Go through the listing and copy every line word for word.

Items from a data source
★ ★ ★ ★ ★
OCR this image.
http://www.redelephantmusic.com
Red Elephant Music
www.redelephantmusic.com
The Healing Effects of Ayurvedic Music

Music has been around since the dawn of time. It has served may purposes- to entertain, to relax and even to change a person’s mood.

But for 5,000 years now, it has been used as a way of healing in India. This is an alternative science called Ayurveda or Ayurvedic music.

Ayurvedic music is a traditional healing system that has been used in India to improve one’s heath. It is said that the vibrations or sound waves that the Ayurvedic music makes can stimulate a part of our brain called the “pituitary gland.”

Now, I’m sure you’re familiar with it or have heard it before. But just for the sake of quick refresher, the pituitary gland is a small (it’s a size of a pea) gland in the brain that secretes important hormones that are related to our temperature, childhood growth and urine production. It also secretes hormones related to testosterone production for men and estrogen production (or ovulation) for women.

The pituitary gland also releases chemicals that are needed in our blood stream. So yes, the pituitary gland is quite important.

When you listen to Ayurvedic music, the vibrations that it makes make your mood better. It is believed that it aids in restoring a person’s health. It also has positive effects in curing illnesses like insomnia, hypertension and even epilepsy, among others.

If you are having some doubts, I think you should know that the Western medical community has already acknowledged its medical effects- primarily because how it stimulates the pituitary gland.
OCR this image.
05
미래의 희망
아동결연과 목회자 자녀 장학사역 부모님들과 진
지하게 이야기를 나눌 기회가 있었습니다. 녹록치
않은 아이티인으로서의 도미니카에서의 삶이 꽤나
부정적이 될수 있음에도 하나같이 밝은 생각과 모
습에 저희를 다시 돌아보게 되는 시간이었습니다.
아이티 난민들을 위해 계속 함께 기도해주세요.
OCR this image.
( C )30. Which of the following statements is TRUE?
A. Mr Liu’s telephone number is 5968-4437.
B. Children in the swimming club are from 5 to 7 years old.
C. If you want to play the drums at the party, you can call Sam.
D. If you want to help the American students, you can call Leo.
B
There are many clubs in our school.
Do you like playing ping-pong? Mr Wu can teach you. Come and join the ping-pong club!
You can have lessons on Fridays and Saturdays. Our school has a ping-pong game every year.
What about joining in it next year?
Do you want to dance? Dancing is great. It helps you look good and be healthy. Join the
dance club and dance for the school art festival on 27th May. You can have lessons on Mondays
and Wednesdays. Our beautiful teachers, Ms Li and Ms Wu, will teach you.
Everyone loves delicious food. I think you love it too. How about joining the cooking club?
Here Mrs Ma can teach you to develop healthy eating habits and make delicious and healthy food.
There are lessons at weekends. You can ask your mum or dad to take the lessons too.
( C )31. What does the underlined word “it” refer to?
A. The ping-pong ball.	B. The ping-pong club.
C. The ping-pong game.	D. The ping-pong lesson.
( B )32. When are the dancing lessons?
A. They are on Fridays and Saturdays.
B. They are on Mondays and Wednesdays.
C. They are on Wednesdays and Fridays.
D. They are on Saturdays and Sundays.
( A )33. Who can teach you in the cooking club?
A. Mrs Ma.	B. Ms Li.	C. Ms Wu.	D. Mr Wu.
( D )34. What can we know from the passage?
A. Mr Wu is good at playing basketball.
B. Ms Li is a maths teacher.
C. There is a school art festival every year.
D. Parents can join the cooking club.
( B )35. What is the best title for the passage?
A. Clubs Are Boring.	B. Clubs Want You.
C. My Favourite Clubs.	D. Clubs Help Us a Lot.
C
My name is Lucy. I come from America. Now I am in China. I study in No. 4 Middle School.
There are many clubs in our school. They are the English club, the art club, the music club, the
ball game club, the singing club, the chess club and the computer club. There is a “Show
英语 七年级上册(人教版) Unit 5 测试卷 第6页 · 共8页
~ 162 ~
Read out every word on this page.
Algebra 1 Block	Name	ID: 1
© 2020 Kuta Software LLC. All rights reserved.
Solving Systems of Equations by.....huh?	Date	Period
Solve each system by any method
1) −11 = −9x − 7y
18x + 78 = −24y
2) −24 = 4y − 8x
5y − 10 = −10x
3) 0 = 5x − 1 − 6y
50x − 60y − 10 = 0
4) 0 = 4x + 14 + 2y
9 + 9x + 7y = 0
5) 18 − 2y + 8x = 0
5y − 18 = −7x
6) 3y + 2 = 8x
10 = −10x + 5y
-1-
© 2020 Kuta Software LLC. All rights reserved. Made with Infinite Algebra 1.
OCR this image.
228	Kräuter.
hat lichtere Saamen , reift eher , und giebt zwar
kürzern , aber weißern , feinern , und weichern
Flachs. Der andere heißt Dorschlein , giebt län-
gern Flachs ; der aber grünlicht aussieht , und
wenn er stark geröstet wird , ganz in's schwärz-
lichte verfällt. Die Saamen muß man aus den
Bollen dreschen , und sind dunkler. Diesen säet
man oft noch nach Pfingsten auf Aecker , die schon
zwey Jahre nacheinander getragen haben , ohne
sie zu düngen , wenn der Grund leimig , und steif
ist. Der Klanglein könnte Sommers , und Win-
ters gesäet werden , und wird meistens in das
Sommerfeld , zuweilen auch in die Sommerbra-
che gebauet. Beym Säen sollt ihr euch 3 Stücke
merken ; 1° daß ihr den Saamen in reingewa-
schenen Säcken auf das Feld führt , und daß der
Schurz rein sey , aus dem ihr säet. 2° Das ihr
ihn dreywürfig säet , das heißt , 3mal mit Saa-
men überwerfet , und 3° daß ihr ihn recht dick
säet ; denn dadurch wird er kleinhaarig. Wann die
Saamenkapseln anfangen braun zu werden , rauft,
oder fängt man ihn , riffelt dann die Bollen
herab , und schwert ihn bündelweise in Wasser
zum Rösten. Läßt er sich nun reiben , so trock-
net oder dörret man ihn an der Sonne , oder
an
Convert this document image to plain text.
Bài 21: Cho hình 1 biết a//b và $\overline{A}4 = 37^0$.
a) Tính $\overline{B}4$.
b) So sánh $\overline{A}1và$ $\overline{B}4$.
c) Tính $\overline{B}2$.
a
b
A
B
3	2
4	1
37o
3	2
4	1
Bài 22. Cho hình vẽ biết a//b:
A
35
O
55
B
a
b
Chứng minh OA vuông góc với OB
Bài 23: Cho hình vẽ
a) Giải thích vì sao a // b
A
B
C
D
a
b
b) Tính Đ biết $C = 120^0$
★ ★ ★ ★ ★
**EXERCISE RESPONSE:**
OCR this image.
http://www.redelephantmusic.com
Red Elephant Music
www.redelephantmusic.com
The Healing Effects of Ayurvedic Music

Music has been around since the dawn of time. It has served may purposes- to entertain, to relax and even to change a person’s mood.

But for 5,000 years now, it has been used as a way of healing in India. This is an alternative science called Ayurveda or Ayurvedic music.

Ayurvedic music is a traditional healing system that has been used in India to improve one’s heath. It is said that the vibrations or sound waves that the Ayurvedic music makes can stimulate a part of our brain called the “pituitary gland.”

Now, I’m sure you’re familiar with it or have heard it before. But just for the sake of quick refresher, the pituitary gland is a small (it’s a size of a pea) gland in the brain that secretes important hormones that are related to our temperature, childhood growth and urine production. It also secretes hormones related to testosterone production for men and estrogen production (or ovulation) for women.

The pituitary gland also releases chemicals that are needed in our blood stream. So yes, the pituitary gland is quite important.

When you listen to Ayurvedic music, the vibrations that it makes make your mood better. It is believed that it aids in restoring a person’s health. It also has positive effects in curing illnesses like insomnia, hypertension and even epilepsy, among others.

If you are having some doubts, I think you should know that the Western medical community has already acknowledged its medical effects- primarily because how it stimulates the pituitary gland.
OCR this image.
05
미래의 희망
아동결연과 목회자 자녀 장학사역 부모님들과 진
지하게 이야기를 나눌 기회가 있었습니다. 녹록치
않은 아이티인으로서의 도미니카에서의 삶이 꽤나
부정적이 될수 있음에도 하나같이 밝은 생각과 모
습에 저희를 다시 돌아보게 되는 시간이었습니다.
아이티 난민들을 위해 계속 함께 기도해주세요.
OCR this image.
( C )30. Which of the following statements is TRUE?
A. Mr Liu’s telephone number is 5968-4437.
B. Children in the swimming club are from 5 to 7 years old.
C. If you want to play the drums at the party, you can call Sam.
D. If you want to help the American students, you can call Leo.
B
There are many clubs in our school.
Do you like playing ping-pong? Mr Wu can teach you. Come and join the ping-pong club!
You can have lessons on Fridays and Saturdays. Our school has a ping-pong game every year.
What about joining in it next year?
Do you want to dance? Dancing is great. It helps you look good and be healthy. Join the
dance club and dance for the school art festival on 27th May. You can have lessons on Mondays
and Wednesdays. Our beautiful teachers, Ms Li and Ms Wu, will teach you.
Everyone loves delicious food. I think you love it too. How about joining the cooking club?
Here Mrs Ma can teach you to develop healthy eating habits and make delicious and healthy food.
There are lessons at weekends. You can ask your mum or dad to take the lessons too.
( C )31. What does the underlined word “it” refer to?
A. The ping-pong ball.	B. The ping-pong club.
C. The ping-pong game.	D. The ping-pong lesson.
( B )32. When are the dancing lessons?
A. They are on Fridays and Saturdays.
B. They are on Mondays and Wednesdays.
C. They are on Wednesdays and Fridays.
D. They are on Saturdays and Sundays.
( A )33. Who can teach you in the cooking club?
A. Mrs Ma.	B. Ms Li.	C. Ms Wu.	D. Mr Wu.
( D )34. What can we know from the passage?
A. Mr Wu is good at playing basketball.
B. Ms Li is a maths teacher.
C. There is a school art festival every year.
D. Parents can join the cooking club.
( B )35. What is the best title for the passage?
A. Clubs Are Boring.	B. Clubs Want You.
C. My Favourite Clubs.	D. Clubs Help Us a Lot.
C
My name is Lucy. I come from America. Now I am in China. I study in No. 4 Middle School.
There are many clubs in our school. They are the English club, the art club, the music club, the
ball game club, the singing club, the chess club and the computer club. There is a “Show
英语 七年级上册(人教版) Unit 5 测试卷 第6页 · 共8页
~ 162 ~
Read out every word on this page.
Algebra 1 Block	Name	ID: 1
© 2020 Kuta Software LLC. All rights reserved.
Solving Systems of Equations by.....huh?	Date	Period
Solve each system by any method
1) −11 = −9x − 7y
18x + 78 = −24y
2) −24 = 4y − 8x
5y − 10 = −10x
3) 0 = 5x − 1 − 6y
50x − 60y − 10 = 0
4) 0 = 4x + 14 + 2y
9 + 9x + 7y = 0
5) 18 − 2y + 8x = 0
5y − 18 = −7x
6) 3y + 2 = 8x
10 = −10x + 5y
-1-
© 2020 Kuta Software LLC. All rights reserved. Made with Infinite Algebra 1.
OCR this image.
228	Kräuter.
hat lichtere Saamen , reift eher , und giebt zwar
kürzern , aber weißern , feinern , und weichern
Flachs. Der andere heißt Dorschlein , giebt län-
gern Flachs ; der aber grünlicht aussieht , und
wenn er stark geröstet wird , ganz in's schwärz-
lichte verfällt. Die Saamen muß man aus den
Bollen dreschen , und sind dunkler. Diesen säet
man oft noch nach Pfingsten auf Aecker , die schon
zwey Jahre nacheinander getragen haben , ohne
sie zu düngen , wenn der Grund leimig , und steif
ist. Der Klanglein könnte Sommers , und Win-
ters gesäet werden , und wird meistens in das
Sommerfeld , zuweilen auch in die Sommerbra-
che gebauet. Beym Säen sollt ihr euch 3 Stücke
merken ; 1° daß ihr den Saamen in reingewa-
schenen Säcken auf das Feld führt , und daß der
Schurz rein sey , aus dem ihr säet. 2° Das ihr
ihn dreywürfig säet , das heißt , 3mal mit Saa-
men überwerfet , und 3° daß ihr ihn recht dick
säet ; denn dadurch wird er kleinhaarig. Wann die
Saamenkapseln anfangen braun zu werden , rauft,
oder fängt man ihn , riffelt dann die Bollen
herab , und schwert ihn bündelweise in Wasser
zum Rösten. Läßt er sich nun reiben , so trock-
net oder dörret man ihn an der Sonne , oder
an
Convert this document image to plain text.
Bài 21: Cho hình 1 biết a//b và $\overline{A}4 = 37^0$.
a) Tính $\overline{B}4$.
b) So sánh $\overline{A}1và$ $\overline{B}4$.
c) Tính $\overline{B}2$.
a
b
A
B
3	2
4	1
37o
3	2
4	1
Bài 22. Cho hình vẽ biết a//b:
A
35
O
55
B
a
b
Chứng minh OA vuông góc với OB
Bài 23: Cho hình vẽ
a) Giải thích vì sao a // b
A
B
C
D
a
b
b) Tính Đ biết $C = 120^0$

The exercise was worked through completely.